> Written instruction
Here are some records; copy every line that holds the word "take".

======== Information given

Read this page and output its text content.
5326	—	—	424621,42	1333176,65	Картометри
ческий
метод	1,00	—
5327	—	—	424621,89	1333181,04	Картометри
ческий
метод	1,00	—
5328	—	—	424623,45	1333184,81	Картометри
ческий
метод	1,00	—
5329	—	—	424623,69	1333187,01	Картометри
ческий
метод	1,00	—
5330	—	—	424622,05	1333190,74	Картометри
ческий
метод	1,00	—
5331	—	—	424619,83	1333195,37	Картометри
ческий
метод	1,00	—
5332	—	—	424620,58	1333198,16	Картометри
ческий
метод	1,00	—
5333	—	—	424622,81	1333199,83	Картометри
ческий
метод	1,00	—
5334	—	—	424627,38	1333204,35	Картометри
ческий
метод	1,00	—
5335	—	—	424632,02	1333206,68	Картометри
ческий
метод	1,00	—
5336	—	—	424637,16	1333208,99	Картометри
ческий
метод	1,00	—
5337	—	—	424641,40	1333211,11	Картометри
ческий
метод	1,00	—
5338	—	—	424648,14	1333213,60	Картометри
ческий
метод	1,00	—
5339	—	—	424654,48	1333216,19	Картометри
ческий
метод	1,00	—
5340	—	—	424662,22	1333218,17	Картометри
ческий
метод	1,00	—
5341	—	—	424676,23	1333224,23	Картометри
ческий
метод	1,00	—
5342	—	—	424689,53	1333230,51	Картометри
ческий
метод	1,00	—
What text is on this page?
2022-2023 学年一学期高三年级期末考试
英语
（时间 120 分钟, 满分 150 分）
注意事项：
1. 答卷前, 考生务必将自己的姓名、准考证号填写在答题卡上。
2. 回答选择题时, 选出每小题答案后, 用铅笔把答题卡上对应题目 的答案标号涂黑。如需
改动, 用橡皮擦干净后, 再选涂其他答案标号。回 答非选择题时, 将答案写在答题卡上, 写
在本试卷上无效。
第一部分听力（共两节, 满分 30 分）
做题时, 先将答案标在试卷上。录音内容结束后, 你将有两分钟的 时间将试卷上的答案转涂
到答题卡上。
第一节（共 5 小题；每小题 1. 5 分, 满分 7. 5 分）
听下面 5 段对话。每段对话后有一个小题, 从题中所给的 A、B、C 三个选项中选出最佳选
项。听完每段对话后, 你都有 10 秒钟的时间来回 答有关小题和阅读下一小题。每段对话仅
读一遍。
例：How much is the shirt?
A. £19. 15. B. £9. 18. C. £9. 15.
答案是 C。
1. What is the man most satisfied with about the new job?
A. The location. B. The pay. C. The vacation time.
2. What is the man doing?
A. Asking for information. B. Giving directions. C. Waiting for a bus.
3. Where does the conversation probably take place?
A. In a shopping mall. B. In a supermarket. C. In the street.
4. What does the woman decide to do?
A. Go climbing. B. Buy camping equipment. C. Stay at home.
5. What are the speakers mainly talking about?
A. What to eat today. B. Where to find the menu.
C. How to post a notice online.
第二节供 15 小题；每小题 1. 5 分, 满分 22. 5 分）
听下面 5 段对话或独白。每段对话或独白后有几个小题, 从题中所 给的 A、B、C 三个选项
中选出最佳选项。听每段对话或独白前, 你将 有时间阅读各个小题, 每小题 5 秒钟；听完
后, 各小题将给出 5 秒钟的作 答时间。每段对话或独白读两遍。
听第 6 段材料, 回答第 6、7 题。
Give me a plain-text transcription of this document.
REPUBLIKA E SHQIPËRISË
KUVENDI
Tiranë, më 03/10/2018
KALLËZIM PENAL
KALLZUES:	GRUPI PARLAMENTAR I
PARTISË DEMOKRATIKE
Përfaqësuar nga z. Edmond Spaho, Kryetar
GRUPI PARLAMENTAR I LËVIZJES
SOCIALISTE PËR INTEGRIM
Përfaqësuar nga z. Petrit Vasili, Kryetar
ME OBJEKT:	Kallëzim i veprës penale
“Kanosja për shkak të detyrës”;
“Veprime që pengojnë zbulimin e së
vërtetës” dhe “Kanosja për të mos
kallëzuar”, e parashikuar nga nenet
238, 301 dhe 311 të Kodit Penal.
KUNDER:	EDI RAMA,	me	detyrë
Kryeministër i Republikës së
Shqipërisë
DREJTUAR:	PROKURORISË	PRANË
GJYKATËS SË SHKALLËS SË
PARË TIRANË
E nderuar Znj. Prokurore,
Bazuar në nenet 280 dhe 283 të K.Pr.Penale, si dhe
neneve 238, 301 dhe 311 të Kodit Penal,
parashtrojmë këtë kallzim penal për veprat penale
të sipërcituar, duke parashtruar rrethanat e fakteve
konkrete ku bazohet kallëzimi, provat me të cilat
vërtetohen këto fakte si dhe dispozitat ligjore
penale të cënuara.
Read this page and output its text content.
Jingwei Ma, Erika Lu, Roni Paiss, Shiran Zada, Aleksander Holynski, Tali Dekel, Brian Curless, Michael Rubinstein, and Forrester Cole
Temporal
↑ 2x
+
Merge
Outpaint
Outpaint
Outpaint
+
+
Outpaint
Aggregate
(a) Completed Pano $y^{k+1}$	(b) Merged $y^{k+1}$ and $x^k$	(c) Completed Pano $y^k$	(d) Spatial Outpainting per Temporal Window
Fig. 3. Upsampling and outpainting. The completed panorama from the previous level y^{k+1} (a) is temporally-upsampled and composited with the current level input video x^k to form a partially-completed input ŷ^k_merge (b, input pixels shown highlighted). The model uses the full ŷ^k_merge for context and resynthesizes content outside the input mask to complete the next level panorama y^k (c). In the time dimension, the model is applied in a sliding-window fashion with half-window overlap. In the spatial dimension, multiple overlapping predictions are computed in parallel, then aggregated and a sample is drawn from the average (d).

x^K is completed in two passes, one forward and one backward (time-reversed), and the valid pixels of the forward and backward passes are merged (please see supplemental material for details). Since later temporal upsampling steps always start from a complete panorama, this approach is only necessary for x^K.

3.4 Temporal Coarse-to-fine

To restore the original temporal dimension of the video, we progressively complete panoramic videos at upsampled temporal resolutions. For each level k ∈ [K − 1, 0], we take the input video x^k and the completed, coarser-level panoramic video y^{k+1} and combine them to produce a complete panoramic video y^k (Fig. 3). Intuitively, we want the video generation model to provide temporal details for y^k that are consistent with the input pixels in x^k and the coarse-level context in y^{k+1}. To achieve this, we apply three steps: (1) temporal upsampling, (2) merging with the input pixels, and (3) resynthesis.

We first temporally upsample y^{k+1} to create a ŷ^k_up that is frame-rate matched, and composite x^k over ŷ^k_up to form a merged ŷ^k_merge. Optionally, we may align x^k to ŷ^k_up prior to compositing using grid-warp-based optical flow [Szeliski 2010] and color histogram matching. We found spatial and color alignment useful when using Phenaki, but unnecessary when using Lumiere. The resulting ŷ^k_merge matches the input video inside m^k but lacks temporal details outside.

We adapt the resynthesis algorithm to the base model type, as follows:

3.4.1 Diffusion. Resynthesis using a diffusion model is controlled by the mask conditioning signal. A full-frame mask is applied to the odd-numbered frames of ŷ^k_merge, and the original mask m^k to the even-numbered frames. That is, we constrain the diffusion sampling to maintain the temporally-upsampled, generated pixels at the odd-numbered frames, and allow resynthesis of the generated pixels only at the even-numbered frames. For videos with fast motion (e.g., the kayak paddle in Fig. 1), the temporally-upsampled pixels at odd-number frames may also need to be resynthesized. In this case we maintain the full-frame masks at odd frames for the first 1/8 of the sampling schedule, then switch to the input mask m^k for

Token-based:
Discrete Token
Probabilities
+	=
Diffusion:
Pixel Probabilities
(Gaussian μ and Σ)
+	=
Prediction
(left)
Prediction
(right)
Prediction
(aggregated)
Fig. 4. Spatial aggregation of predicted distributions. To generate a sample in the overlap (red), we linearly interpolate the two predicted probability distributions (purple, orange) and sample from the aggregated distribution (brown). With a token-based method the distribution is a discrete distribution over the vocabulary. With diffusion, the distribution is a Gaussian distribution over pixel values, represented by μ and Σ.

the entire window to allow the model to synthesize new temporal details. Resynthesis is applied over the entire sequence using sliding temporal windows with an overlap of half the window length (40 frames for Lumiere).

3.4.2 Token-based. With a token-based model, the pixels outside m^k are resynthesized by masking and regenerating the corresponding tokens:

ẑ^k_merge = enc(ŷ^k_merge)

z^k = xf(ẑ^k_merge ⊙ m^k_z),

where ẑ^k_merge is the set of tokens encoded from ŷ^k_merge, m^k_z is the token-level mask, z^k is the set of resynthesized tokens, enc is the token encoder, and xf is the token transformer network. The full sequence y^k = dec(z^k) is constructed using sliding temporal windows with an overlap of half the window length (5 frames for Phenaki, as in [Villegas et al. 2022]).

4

================

> Correct answer
3. Where does the conversation probably take place?
To restore the original temporal dimension of the video, we progressively complete panoramic videos at upsampled temporal resolutions. For each level k ∈ [K − 1, 0], we take the input video x^k and the completed, coarser-level panoramic video y^{k+1} and combine them to produce a complete panoramic video y^k (Fig. 3). Intuitively, we want the video generation model to provide temporal details for y^k that are consistent with the input pixels in x^k and the coarse-level context in y^{k+1}. To achieve this, we apply three steps: (1) temporal upsampling, (2) merging with the input pixels, and (3) resynthesis.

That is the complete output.